[Source records]
::::

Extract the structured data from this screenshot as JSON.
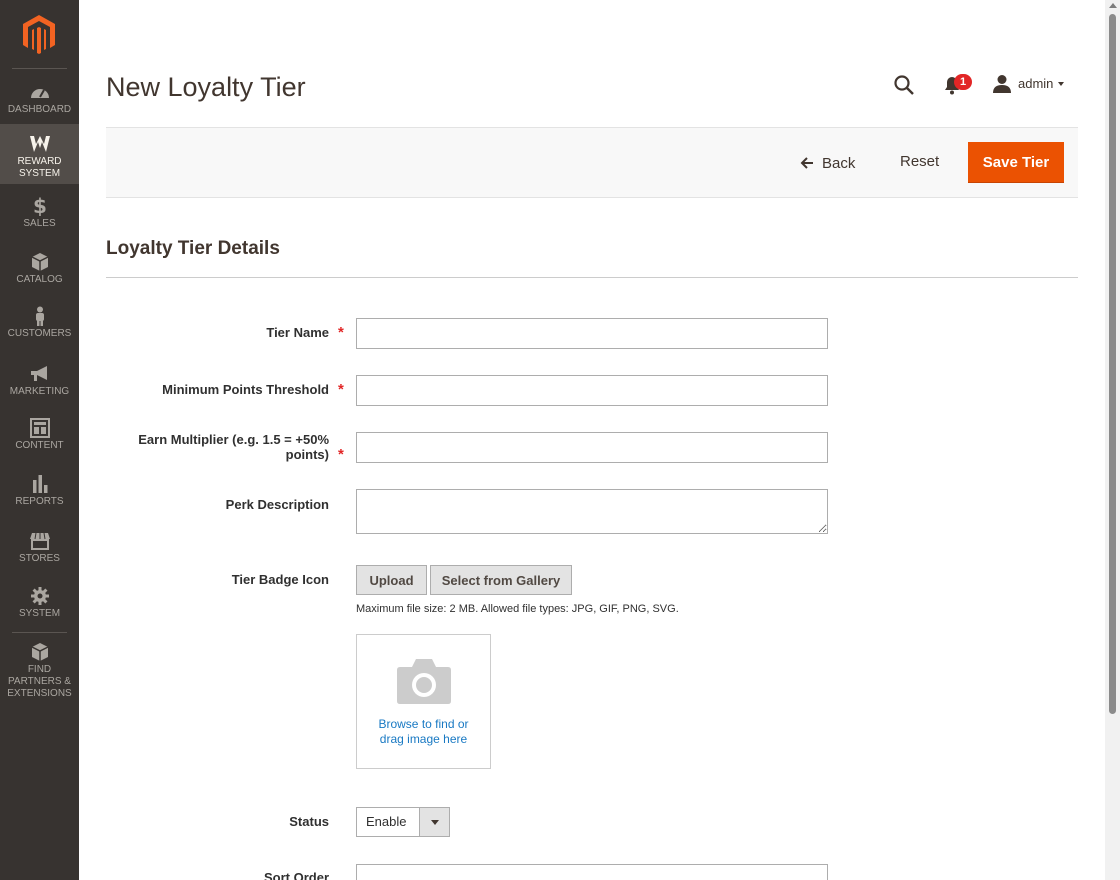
{
  "sidebar": {
    "items": [
      {
        "label": "DASHBOARD"
      },
      {
        "label": "REWARD SYSTEM"
      },
      {
        "label": "SALES"
      },
      {
        "label": "CATALOG"
      },
      {
        "label": "CUSTOMERS"
      },
      {
        "label": "MARKETING"
      },
      {
        "label": "CONTENT"
      },
      {
        "label": "REPORTS"
      },
      {
        "label": "STORES"
      },
      {
        "label": "SYSTEM"
      },
      {
        "label": "FIND PARTNERS & EXTENSIONS"
      }
    ],
    "active_item": "REWARD SYSTEM"
  },
  "header": {
    "title": "New Loyalty Tier",
    "notification_count": "1",
    "username": "admin"
  },
  "actions": {
    "back_label": "Back",
    "reset_label": "Reset",
    "save_label": "Save Tier"
  },
  "section": {
    "title": "Loyalty Tier Details"
  },
  "form": {
    "tier_name": {
      "label": "Tier Name",
      "required": true,
      "value": ""
    },
    "min_points": {
      "label": "Minimum Points Threshold",
      "required": true,
      "value": ""
    },
    "earn_multiplier": {
      "label_line1": "Earn Multiplier (e.g. 1.5 = +50%",
      "label_line2": "points)",
      "required": true,
      "value": ""
    },
    "perk_description": {
      "label": "Perk Description",
      "value": ""
    },
    "badge_icon": {
      "label": "Tier Badge Icon",
      "upload_label": "Upload",
      "gallery_label": "Select from Gallery",
      "note": "Maximum file size: 2 MB. Allowed file types: JPG, GIF, PNG, SVG.",
      "drop_line1": "Browse to find or",
      "drop_line2": "drag image here"
    },
    "status": {
      "label": "Status",
      "value": "Enable"
    },
    "sort_order": {
      "label": "Sort Order",
      "value": ""
    }
  },
  "colors": {
    "sidebar_bg": "#373330",
    "accent": "#eb5202",
    "link": "#1979c3",
    "required": "#e22626"
  },
  "icons": [
    "magento-logo-icon",
    "dashboard-icon",
    "reward-system-icon",
    "dollar-icon",
    "catalog-box-icon",
    "customer-person-icon",
    "megaphone-icon",
    "content-icon",
    "reports-icon",
    "stores-icon",
    "gear-icon",
    "partners-box-icon",
    "search-icon",
    "bell-icon",
    "user-icon",
    "back-arrow-icon",
    "camera-icon"
  ]
}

::::

#### Exercise description:
Output each line exactly; omit every picture.

#### Complete output:
Extract the structured data from this screenshot as JSON.
{
  "sidebar": {
    "items": [
      {
        "label": "DASHBOARD"
      },
      {
        "label": "REWARD SYSTEM"
      },
      {
        "label": "SALES"
      },
      {
        "label": "CATALOG"
      },
      {
        "label": "CUSTOMERS"
      },
      {
        "label": "MARKETING"
      },
      {
        "label": "CONTENT"
      },
      {
        "label": "REPORTS"
      },
      {
        "label": "STORES"
      },
      {
        "label": "SYSTEM"
      },
      {
        "label": "FIND PARTNERS & EXTENSIONS"
      }
    ],
    "active_item": "REWARD SYSTEM"
  },
  "header": {
    "title": "New Loyalty Tier",
    "notification_count": "1",
    "username": "admin"
  },
  "actions": {
    "back_label": "Back",
    "reset_label": "Reset",
    "save_label": "Save Tier"
  },
  "section": {
    "title": "Loyalty Tier Details"
  },
  "form": {
    "tier_name": {
      "label": "Tier Name",
      "required": true,
      "value": ""
    },
    "min_points": {
      "label": "Minimum Points Threshold",
      "required": true,
      "value": ""
    },
    "earn_multiplier": {
      "label_line1": "Earn Multiplier (e.g. 1.5 = +50%",
      "label_line2": "points)",
      "required": true,
      "value": ""
    },
    "perk_description": {
      "label": "Perk Description",
      "value": ""
    },
    "badge_icon": {
      "label": "Tier Badge Icon",
      "upload_label": "Upload",
      "gallery_label": "Select from Gallery",
      "note": "Maximum file size: 2 MB. Allowed file types: JPG, GIF, PNG, SVG.",
      "drop_line1": "Browse to find or",
      "drop_line2": "drag image here"
    },
    "status": {
      "label": "Status",
      "value": "Enable"
    },
    "sort_order": {
      "label": "Sort Order",
      "value": ""
    }
  },
  "colors": {
    "sidebar_bg": "#373330",
    "accent": "#eb5202",
    "link": "#1979c3",
    "required": "#e22626"
  },
  "icons": [
    "magento-logo-icon",
    "dashboard-icon",
    "reward-system-icon",
    "dollar-icon",
    "catalog-box-icon",
    "customer-person-icon",
    "megaphone-icon",
    "content-icon",
    "reports-icon",
    "stores-icon",
    "gear-icon",
    "partners-box-icon",
    "search-icon",
    "bell-icon",
    "user-icon",
    "back-arrow-icon",
    "camera-icon"
  ]
}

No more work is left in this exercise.